DIRECTION
Below are the records; reproduce all of them exactly but without any images.
+++ DATASET RECORDS
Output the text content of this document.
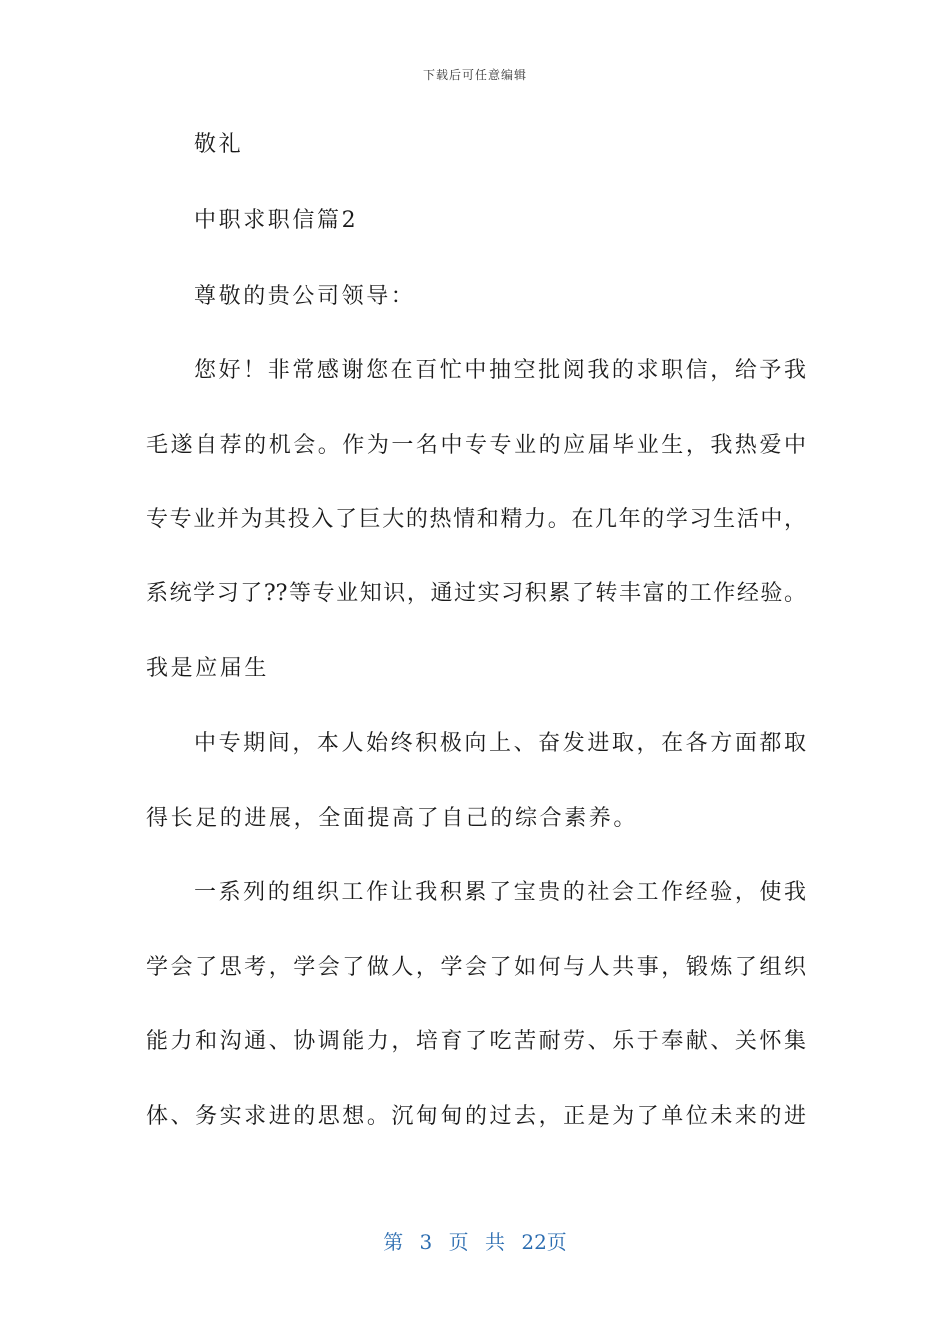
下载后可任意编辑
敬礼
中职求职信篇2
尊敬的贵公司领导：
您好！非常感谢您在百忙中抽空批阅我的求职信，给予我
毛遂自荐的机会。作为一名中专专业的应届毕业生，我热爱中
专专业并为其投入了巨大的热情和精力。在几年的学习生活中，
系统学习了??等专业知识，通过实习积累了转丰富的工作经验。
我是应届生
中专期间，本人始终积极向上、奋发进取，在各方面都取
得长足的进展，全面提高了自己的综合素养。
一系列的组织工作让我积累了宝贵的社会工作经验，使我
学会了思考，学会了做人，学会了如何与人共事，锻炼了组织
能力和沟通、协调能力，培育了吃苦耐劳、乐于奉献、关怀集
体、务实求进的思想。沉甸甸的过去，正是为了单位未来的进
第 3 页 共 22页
++++++
RESULT OF THE EXERCISE
Output the text content of this document.
下载后可任意编辑
敬礼
中职求职信篇2
尊敬的贵公司领导：
您好！非常感谢您在百忙中抽空批阅我的求职信，给予我
毛遂自荐的机会。作为一名中专专业的应届毕业生，我热爱中
专专业并为其投入了巨大的热情和精力。在几年的学习生活中，
系统学习了??等专业知识，通过实习积累了转丰富的工作经验。
我是应届生
中专期间，本人始终积极向上、奋发进取，在各方面都取
得长足的进展，全面提高了自己的综合素养。
一系列的组织工作让我积累了宝贵的社会工作经验，使我
学会了思考，学会了做人，学会了如何与人共事，锻炼了组织
能力和沟通、协调能力，培育了吃苦耐劳、乐于奉献、关怀集
体、务实求进的思想。沉甸甸的过去，正是为了单位未来的进
第 3 页 共 22页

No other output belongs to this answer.